### EXERCISE INSTRUCTIONS
Gather every line of the entries that includes the word "Afad".

== DATA SUPPLIED

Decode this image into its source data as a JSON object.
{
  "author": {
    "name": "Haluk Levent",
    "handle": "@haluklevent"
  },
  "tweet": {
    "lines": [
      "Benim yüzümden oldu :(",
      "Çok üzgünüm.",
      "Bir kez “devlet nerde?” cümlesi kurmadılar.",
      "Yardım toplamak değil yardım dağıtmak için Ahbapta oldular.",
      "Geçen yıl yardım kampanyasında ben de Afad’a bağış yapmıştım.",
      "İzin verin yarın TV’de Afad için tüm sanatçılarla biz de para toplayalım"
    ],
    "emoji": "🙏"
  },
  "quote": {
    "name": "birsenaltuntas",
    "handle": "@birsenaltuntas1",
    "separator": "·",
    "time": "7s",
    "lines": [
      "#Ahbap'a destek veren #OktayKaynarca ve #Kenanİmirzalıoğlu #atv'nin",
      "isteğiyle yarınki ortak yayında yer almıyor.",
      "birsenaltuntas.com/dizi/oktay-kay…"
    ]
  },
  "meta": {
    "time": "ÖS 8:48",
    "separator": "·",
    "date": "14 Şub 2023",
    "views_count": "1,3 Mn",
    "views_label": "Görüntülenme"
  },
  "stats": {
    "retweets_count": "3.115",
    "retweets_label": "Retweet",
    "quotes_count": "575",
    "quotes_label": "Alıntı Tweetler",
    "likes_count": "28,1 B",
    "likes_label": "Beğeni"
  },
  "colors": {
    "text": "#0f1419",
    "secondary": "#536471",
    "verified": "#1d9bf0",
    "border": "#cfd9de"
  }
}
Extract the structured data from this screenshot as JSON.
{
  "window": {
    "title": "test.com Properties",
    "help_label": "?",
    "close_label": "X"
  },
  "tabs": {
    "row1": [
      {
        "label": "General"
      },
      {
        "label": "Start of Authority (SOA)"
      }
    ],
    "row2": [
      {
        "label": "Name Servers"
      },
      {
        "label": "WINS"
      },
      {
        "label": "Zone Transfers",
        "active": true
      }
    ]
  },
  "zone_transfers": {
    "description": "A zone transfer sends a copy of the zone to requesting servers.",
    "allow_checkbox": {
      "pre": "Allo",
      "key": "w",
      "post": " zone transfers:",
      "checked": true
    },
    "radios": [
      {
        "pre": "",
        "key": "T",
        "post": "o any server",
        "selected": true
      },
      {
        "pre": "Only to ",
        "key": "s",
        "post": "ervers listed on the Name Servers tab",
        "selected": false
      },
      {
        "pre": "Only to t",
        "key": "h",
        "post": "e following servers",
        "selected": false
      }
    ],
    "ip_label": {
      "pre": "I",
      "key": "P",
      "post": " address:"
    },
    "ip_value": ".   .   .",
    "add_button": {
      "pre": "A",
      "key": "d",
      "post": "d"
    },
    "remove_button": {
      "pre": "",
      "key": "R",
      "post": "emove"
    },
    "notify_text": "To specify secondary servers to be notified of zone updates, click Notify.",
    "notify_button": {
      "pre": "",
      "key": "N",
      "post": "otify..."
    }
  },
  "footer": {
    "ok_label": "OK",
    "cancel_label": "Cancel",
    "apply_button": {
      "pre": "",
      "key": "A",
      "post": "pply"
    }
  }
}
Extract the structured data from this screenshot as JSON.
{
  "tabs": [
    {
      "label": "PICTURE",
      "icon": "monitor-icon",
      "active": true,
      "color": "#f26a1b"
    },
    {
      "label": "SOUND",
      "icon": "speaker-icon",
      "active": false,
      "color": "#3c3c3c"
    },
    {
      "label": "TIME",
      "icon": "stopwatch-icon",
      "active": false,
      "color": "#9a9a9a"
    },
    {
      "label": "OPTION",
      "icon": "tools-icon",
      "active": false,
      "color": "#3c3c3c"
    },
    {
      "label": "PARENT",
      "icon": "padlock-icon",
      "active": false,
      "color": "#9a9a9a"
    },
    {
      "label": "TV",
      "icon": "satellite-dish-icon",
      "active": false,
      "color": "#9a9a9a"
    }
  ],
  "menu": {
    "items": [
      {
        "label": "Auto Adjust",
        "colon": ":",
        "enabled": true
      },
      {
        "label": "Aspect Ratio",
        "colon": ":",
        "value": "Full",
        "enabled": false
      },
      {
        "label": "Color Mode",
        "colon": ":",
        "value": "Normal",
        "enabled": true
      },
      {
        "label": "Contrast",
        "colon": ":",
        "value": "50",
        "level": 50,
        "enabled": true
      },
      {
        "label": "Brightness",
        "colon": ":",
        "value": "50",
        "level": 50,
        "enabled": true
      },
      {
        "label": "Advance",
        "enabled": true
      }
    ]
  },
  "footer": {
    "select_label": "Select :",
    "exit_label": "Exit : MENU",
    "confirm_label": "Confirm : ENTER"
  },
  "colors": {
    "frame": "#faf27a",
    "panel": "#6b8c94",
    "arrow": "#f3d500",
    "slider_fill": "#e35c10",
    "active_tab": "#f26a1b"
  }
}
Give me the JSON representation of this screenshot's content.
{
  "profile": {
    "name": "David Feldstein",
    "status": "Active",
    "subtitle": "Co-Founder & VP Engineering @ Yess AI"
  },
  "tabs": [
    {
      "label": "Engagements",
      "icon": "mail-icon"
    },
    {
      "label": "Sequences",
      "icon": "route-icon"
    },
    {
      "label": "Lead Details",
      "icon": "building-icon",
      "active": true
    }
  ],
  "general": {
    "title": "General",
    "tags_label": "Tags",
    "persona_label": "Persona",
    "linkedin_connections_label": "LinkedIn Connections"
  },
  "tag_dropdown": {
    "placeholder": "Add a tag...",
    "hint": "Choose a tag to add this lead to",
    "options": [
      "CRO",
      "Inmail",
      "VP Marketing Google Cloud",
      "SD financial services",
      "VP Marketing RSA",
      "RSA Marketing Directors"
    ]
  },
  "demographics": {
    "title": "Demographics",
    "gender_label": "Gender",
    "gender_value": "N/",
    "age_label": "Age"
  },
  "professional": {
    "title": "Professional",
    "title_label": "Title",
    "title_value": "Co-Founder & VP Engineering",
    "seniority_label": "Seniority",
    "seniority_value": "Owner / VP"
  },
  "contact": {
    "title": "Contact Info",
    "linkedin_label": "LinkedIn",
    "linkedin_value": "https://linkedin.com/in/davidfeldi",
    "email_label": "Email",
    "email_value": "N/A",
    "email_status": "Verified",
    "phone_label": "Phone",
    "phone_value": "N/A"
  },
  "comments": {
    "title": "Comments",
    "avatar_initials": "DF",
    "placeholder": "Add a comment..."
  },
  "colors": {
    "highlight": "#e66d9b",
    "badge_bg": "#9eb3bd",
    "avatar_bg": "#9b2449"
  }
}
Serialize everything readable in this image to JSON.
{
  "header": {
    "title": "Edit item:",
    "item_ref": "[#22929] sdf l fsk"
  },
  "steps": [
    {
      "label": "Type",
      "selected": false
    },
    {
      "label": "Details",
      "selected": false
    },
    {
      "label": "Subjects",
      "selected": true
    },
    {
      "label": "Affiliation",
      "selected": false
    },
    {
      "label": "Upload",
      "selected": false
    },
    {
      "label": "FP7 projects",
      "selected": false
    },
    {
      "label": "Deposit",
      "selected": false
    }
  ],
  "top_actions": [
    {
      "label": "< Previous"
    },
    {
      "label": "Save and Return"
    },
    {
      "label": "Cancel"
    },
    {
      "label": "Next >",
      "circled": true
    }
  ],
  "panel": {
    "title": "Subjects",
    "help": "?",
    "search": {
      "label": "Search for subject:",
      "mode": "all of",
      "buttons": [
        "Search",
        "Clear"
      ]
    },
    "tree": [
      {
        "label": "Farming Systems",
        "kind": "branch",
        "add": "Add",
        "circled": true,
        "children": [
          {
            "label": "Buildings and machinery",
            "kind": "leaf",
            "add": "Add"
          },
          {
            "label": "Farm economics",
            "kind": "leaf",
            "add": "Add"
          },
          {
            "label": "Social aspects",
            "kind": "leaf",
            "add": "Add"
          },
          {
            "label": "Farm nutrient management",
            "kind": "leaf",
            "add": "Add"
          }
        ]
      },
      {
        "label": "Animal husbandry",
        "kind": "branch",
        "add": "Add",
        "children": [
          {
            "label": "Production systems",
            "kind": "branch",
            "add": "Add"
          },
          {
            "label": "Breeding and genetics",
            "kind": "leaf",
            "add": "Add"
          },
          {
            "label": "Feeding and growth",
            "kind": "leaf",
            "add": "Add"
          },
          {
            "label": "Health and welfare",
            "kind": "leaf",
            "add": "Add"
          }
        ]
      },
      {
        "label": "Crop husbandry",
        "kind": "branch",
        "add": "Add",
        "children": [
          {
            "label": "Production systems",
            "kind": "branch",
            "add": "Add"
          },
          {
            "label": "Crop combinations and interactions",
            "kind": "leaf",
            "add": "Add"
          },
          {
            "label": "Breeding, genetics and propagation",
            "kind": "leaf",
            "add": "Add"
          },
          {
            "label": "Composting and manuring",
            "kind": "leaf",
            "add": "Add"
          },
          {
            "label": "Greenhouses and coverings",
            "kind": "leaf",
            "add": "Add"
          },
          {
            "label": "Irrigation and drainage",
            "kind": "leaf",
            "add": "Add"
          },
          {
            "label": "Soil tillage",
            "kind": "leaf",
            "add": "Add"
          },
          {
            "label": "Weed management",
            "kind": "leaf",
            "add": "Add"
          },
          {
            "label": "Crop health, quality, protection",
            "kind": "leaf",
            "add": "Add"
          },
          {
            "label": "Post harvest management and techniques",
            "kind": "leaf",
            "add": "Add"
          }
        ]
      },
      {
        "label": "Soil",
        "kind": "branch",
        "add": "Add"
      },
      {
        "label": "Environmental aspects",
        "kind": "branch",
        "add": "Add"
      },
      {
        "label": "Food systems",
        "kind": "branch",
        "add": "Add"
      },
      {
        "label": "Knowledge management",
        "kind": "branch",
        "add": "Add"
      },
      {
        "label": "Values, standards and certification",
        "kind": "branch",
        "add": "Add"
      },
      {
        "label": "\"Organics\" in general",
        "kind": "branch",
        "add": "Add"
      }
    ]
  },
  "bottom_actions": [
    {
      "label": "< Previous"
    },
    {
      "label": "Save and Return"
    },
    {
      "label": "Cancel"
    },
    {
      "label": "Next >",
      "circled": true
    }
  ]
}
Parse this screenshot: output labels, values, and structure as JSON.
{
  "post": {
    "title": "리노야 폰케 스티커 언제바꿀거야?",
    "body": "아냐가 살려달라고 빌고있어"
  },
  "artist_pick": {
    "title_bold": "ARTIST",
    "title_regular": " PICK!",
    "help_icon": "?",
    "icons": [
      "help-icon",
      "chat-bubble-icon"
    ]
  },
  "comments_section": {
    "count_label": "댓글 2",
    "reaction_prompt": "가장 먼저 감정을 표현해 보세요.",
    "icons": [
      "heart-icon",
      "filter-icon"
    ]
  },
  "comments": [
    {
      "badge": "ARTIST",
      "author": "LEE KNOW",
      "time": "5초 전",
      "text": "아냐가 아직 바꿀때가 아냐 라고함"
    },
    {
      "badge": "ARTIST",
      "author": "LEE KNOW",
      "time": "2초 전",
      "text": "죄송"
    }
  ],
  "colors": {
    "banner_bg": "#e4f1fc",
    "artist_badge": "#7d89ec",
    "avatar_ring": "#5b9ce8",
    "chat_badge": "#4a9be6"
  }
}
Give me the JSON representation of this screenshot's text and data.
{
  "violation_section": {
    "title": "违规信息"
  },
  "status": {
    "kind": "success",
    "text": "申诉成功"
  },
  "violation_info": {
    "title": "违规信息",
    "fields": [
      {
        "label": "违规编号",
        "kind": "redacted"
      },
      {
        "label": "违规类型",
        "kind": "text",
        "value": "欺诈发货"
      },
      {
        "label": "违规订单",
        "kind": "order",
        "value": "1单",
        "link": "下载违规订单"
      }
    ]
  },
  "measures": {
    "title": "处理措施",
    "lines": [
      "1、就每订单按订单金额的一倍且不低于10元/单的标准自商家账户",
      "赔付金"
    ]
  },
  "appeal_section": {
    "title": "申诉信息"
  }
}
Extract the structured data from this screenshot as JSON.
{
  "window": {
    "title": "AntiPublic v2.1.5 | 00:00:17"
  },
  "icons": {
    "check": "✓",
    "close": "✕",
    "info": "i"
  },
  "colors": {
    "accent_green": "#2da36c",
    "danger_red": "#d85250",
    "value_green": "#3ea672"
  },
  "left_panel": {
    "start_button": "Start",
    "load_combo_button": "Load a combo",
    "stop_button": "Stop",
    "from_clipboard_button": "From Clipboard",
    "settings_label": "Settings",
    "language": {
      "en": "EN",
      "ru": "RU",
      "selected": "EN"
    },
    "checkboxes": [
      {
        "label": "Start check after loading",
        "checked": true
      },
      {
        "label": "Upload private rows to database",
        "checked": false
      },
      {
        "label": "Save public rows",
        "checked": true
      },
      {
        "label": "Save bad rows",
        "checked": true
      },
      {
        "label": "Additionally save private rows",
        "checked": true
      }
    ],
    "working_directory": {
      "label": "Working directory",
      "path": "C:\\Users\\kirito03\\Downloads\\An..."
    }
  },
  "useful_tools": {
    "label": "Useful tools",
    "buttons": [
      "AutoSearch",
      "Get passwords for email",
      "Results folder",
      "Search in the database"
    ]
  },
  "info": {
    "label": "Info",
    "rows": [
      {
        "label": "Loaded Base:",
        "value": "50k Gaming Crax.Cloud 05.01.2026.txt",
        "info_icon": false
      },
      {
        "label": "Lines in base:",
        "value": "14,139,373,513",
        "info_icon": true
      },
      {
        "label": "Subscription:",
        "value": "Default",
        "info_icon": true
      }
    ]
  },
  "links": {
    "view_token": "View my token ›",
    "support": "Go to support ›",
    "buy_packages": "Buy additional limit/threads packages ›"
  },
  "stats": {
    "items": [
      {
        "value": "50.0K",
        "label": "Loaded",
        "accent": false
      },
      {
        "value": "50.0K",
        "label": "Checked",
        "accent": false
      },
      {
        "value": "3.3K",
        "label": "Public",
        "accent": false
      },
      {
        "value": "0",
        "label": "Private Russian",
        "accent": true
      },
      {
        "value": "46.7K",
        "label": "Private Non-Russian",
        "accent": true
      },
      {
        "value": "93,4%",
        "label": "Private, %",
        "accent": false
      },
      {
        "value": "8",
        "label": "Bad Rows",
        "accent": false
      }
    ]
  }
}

====

### WRITTEN RESPONSE
      "Geçen yıl yardım kampanyasında ben de Afad’a bağış yapmıştım.",
      "İzin verin yarın TV’de Afad için tüm sanatçılarla biz de para toplayalım"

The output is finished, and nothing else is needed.